The request » Would you write out the listing verbatim and skip every picture in it?

Material to process »
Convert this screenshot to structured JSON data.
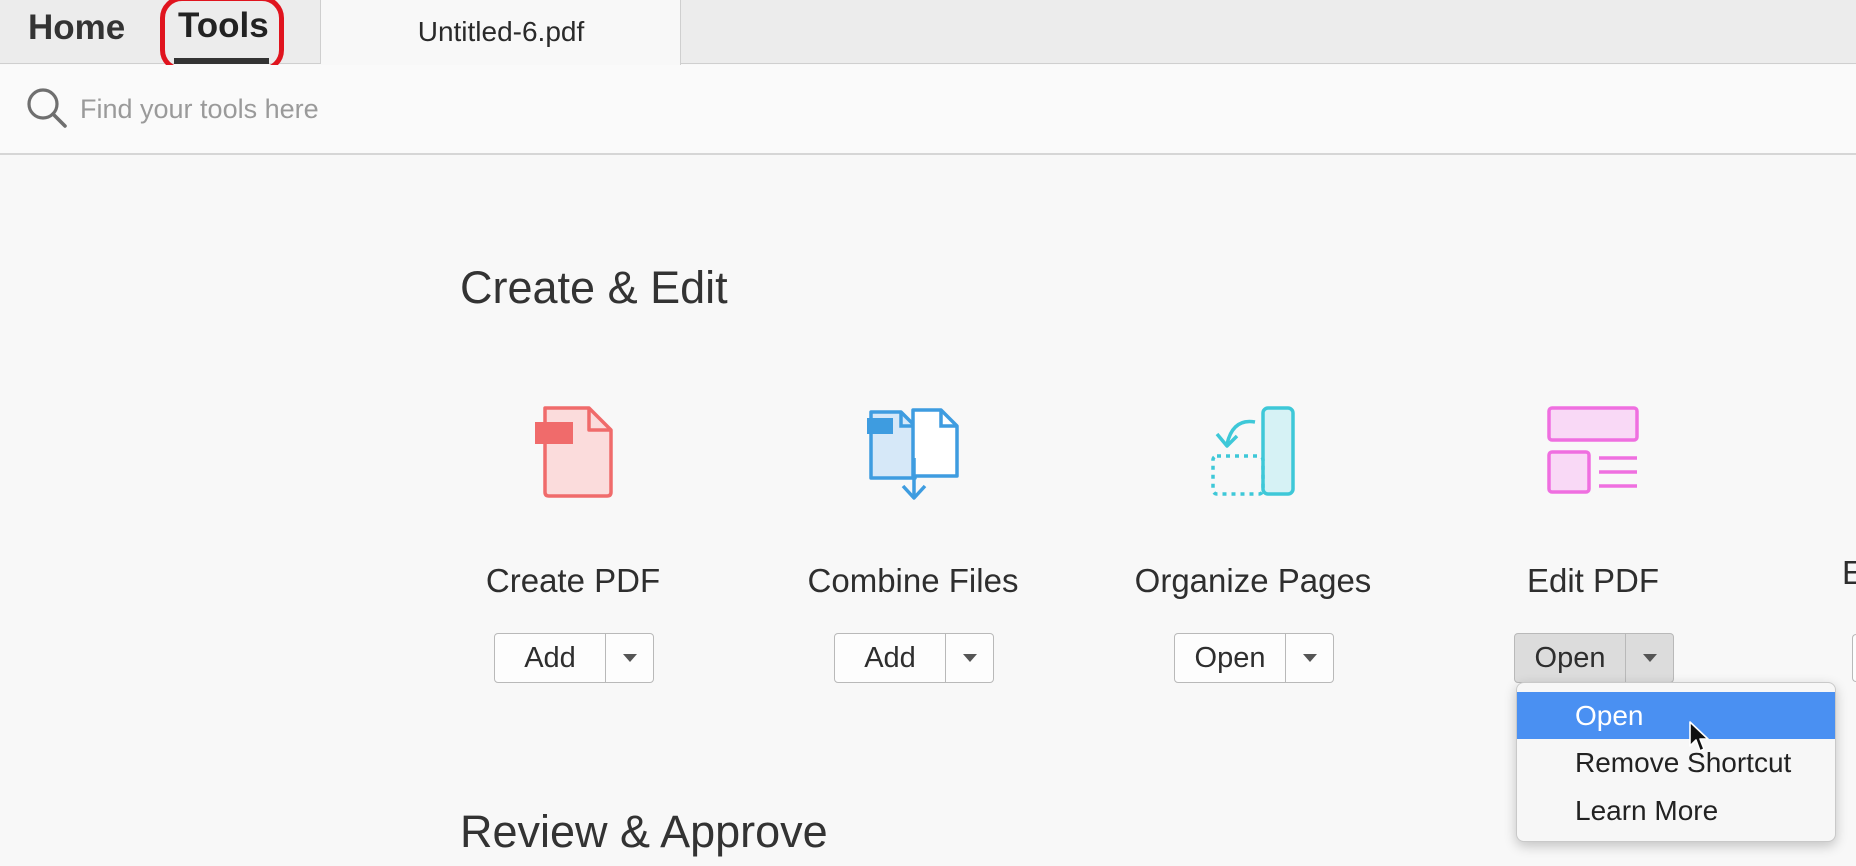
{
  "tabs": {
    "home": "Home",
    "tools": "Tools",
    "document": "Untitled-6.pdf"
  },
  "search": {
    "placeholder": "Find your tools here",
    "icon": "search-icon"
  },
  "sections": {
    "create_edit": "Create & Edit",
    "review_approve": "Review & Approve"
  },
  "tools": [
    {
      "name": "Create PDF",
      "action": "Add",
      "icon": "create-pdf-icon",
      "color": "#f06b6b"
    },
    {
      "name": "Combine Files",
      "action": "Add",
      "icon": "combine-files-icon",
      "color": "#3e9ce0"
    },
    {
      "name": "Organize Pages",
      "action": "Open",
      "icon": "organize-pages-icon",
      "color": "#3ec8d8"
    },
    {
      "name": "Edit PDF",
      "action": "Open",
      "icon": "edit-pdf-icon",
      "color": "#ef6fe0"
    }
  ],
  "partial_tool_initial": "E",
  "dropdown": {
    "items": [
      "Open",
      "Remove Shortcut",
      "Learn More"
    ],
    "highlighted": "Open"
  },
  "colors": {
    "highlight_ring": "#e0141e",
    "menu_selection": "#4a90f2"
  }
}
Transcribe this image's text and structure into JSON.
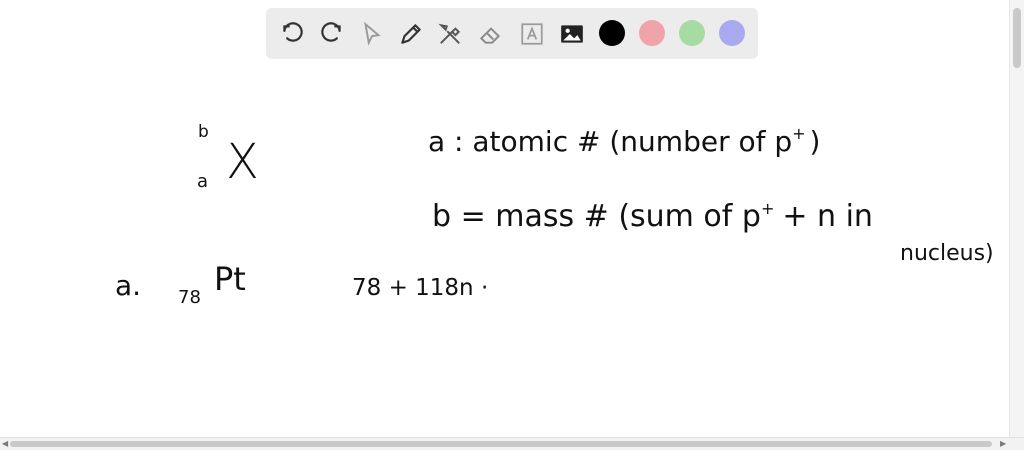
{
  "toolbar": {
    "tools": [
      "undo-icon",
      "redo-icon",
      "select-icon",
      "pen-icon",
      "tools-icon",
      "eraser-icon",
      "text-icon",
      "image-icon"
    ],
    "colors": [
      "#000000",
      "#f0a3a8",
      "#a6dba4",
      "#a9a9ef"
    ]
  },
  "board": {
    "notation_top": "b",
    "notation_bottom": "a",
    "notation_symbol": "X",
    "def_a": "a : atomic # (number of p",
    "def_a_sup": "+",
    "def_a_close": ")",
    "def_b": "b = mass # (sum of p",
    "def_b_sup": "+",
    "def_b_rest": "+ n in",
    "def_b_cont": "nucleus)",
    "item_label": "a.",
    "item_sub": "78",
    "item_symbol": "Pt",
    "item_calc": "78 + 118n ·"
  }
}
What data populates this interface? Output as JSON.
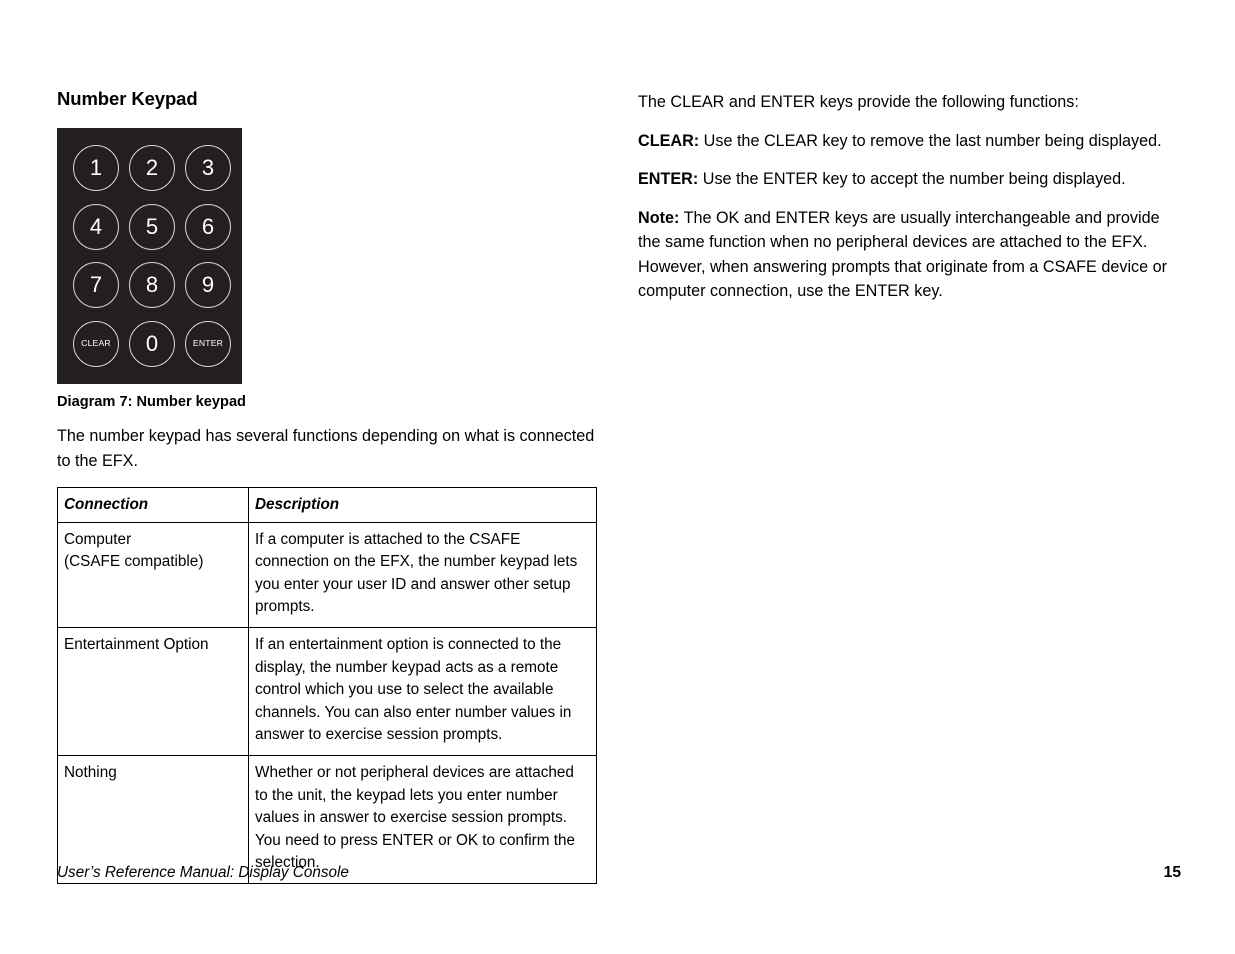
{
  "left_column": {
    "section_title": "Number Keypad",
    "keypad": {
      "panel_color": "#231f20",
      "key_outline_color": "#cfcfcf",
      "key_label_color": "#ffffff",
      "keys": [
        {
          "label": "1",
          "type": "number"
        },
        {
          "label": "2",
          "type": "number"
        },
        {
          "label": "3",
          "type": "number"
        },
        {
          "label": "4",
          "type": "number"
        },
        {
          "label": "5",
          "type": "number"
        },
        {
          "label": "6",
          "type": "number"
        },
        {
          "label": "7",
          "type": "number"
        },
        {
          "label": "8",
          "type": "number"
        },
        {
          "label": "9",
          "type": "number"
        },
        {
          "label": "CLEAR",
          "type": "word"
        },
        {
          "label": "0",
          "type": "number"
        },
        {
          "label": "ENTER",
          "type": "word"
        }
      ]
    },
    "diagram_caption": "Diagram 7: Number keypad",
    "intro_paragraph": "The number keypad has several functions depending on what is connected to the EFX.",
    "table": {
      "headers": [
        "Connection",
        "Description"
      ],
      "rows": [
        {
          "connection": "Computer\n(CSAFE compatible)",
          "description": "If a computer is attached to the CSAFE connection on the EFX, the number keypad lets you enter your user ID and answer other setup prompts."
        },
        {
          "connection": "Entertainment Option",
          "description": "If an entertainment option is connected to the display, the number keypad acts as a remote control which you use to select the available channels. You can also enter number values in answer to exercise session prompts."
        },
        {
          "connection": "Nothing",
          "description": "Whether or not peripheral devices are attached to the unit, the keypad lets you enter number values in answer to exercise session prompts. You need to press ENTER or OK to confirm the selection."
        }
      ]
    }
  },
  "right_column": {
    "intro": "The CLEAR and ENTER keys provide the following functions:",
    "clear_label": "CLEAR:",
    "clear_text": " Use the CLEAR key to remove the last number being displayed.",
    "enter_label": "ENTER:",
    "enter_text": " Use the ENTER key to accept the number being displayed.",
    "note_label": "Note:",
    "note_text": " The OK and ENTER keys are usually interchangeable and provide the same function when no peripheral devices are attached to the EFX. However, when answering prompts that originate from a CSAFE device or computer connection, use the ENTER key."
  },
  "footer": {
    "manual_title": "User’s Reference Manual: Display Console",
    "page_number": "15"
  }
}
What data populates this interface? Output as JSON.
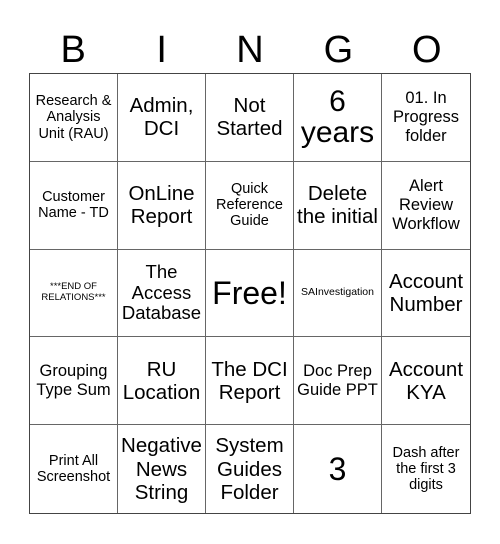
{
  "header": [
    "B",
    "I",
    "N",
    "G",
    "O"
  ],
  "cells": [
    [
      "Research & Analysis Unit (RAU)",
      "Admin, DCI",
      "Not Started",
      "6 years",
      "01. In Progress folder"
    ],
    [
      "Customer Name - TD",
      "OnLine Report",
      "Quick Reference Guide",
      "Delete the initial",
      "Alert Review Workflow"
    ],
    [
      "***END OF RELATIONS***",
      "The Access Database",
      "Free!",
      "SAInvestigation",
      "Account Number"
    ],
    [
      "Grouping Type Sum",
      "RU Location",
      "The DCI Report",
      "Doc Prep Guide PPT",
      "Account KYA"
    ],
    [
      "Print All Screenshot",
      "Negative News String",
      "System Guides Folder",
      "3",
      "Dash after the first 3 digits"
    ]
  ]
}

Finished answer »
Convert this screenshot to structured JSON data.
{
  "tabs": {
    "home": "Home",
    "tools": "Tools",
    "document": "Untitled-6.pdf"
  },
  "search": {
    "placeholder": "Find your tools here",
    "icon": "search-icon"
  },
  "sections": {
    "create_edit": "Create & Edit",
    "review_approve": "Review & Approve"
  },
  "tools": [
    {
      "name": "Create PDF",
      "action": "Add",
      "icon": "create-pdf-icon",
      "color": "#f06b6b"
    },
    {
      "name": "Combine Files",
      "action": "Add",
      "icon": "combine-files-icon",
      "color": "#3e9ce0"
    },
    {
      "name": "Organize Pages",
      "action": "Open",
      "icon": "organize-pages-icon",
      "color": "#3ec8d8"
    },
    {
      "name": "Edit PDF",
      "action": "Open",
      "icon": "edit-pdf-icon",
      "color": "#ef6fe0"
    }
  ],
  "partial_tool_initial": "E",
  "dropdown": {
    "items": [
      "Open",
      "Remove Shortcut",
      "Learn More"
    ],
    "highlighted": "Open"
  },
  "colors": {
    "highlight_ring": "#e0141e",
    "menu_selection": "#4a90f2"
  }
}
Transcribe this image's text and structure into JSON.
{
  "toolbar": {
    "tools": [
      "undo-icon",
      "redo-icon",
      "select-icon",
      "pen-icon",
      "tools-icon",
      "eraser-icon",
      "text-icon",
      "image-icon"
    ],
    "colors": [
      "#000000",
      "#f0a3a8",
      "#a6dba4",
      "#a9a9ef"
    ]
  },
  "board": {
    "notation_top": "b",
    "notation_bottom": "a",
    "notation_symbol": "X",
    "def_a": "a : atomic # (number of p",
    "def_a_sup": "+",
    "def_a_close": ")",
    "def_b": "b = mass # (sum of p",
    "def_b_sup": "+",
    "def_b_rest": "+ n in",
    "def_b_cont": "nucleus)",
    "item_label": "a.",
    "item_sub": "78",
    "item_symbol": "Pt",
    "item_calc": "78 + 118n ·"
  }
}
What data populates this interface? Output as JSON.
{
  "left_column": {
    "section_title": "Number Keypad",
    "keypad": {
      "panel_color": "#231f20",
      "key_outline_color": "#cfcfcf",
      "key_label_color": "#ffffff",
      "keys": [
        {
          "label": "1",
          "type": "number"
        },
        {
          "label": "2",
          "type": "number"
        },
        {
          "label": "3",
          "type": "number"
        },
        {
          "label": "4",
          "type": "number"
        },
        {
          "label": "5",
          "type": "number"
        },
        {
          "label": "6",
          "type": "number"
        },
        {
          "label": "7",
          "type": "number"
        },
        {
          "label": "8",
          "type": "number"
        },
        {
          "label": "9",
          "type": "number"
        },
        {
          "label": "CLEAR",
          "type": "word"
        },
        {
          "label": "0",
          "type": "number"
        },
        {
          "label": "ENTER",
          "type": "word"
        }
      ]
    },
    "diagram_caption": "Diagram 7: Number keypad",
    "intro_paragraph": "The number keypad has several functions depending on what is connected to the EFX.",
    "table": {
      "headers": [
        "Connection",
        "Description"
      ],
      "rows": [
        {
          "connection": "Computer\n(CSAFE compatible)",
          "description": "If a computer is attached to the CSAFE connection on the EFX, the number keypad lets you enter your user ID and answer other setup prompts."
        },
        {
          "connection": "Entertainment Option",
          "description": "If an entertainment option is connected to the display, the number keypad acts as a remote control which you use to select the available channels. You can also enter number values in answer to exercise session prompts."
        },
        {
          "connection": "Nothing",
          "description": "Whether or not peripheral devices are attached to the unit, the keypad lets you enter number values in answer to exercise session prompts. You need to press ENTER or OK to confirm the selection."
        }
      ]
    }
  },
  "right_column": {
    "intro": "The CLEAR and ENTER keys provide the following functions:",
    "clear_label": "CLEAR:",
    "clear_text": " Use the CLEAR key to remove the last number being displayed.",
    "enter_label": "ENTER:",
    "enter_text": " Use the ENTER key to accept the number being displayed.",
    "note_label": "Note:",
    "note_text": " The OK and ENTER keys are usually interchangeable and provide the same function when no peripheral devices are attached to the EFX. However, when answering prompts that originate from a CSAFE device or computer connection, use the ENTER key."
  },
  "footer": {
    "manual_title": "User’s Reference Manual: Display Console",
    "page_number": "15"
  }
}
What data populates this interface? Output as JSON.
{
  "header": [
    "B",
    "I",
    "N",
    "G",
    "O"
  ],
  "cells": [
    [
      "Research & Analysis Unit (RAU)",
      "Admin, DCI",
      "Not Started",
      "6 years",
      "01. In Progress folder"
    ],
    [
      "Customer Name - TD",
      "OnLine Report",
      "Quick Reference Guide",
      "Delete the initial",
      "Alert Review Workflow"
    ],
    [
      "***END OF RELATIONS***",
      "The Access Database",
      "Free!",
      "SAInvestigation",
      "Account Number"
    ],
    [
      "Grouping Type Sum",
      "RU Location",
      "The DCI Report",
      "Doc Prep Guide PPT",
      "Account KYA"
    ],
    [
      "Print All Screenshot",
      "Negative News String",
      "System Guides Folder",
      "3",
      "Dash after the first 3 digits"
    ]
  ]
}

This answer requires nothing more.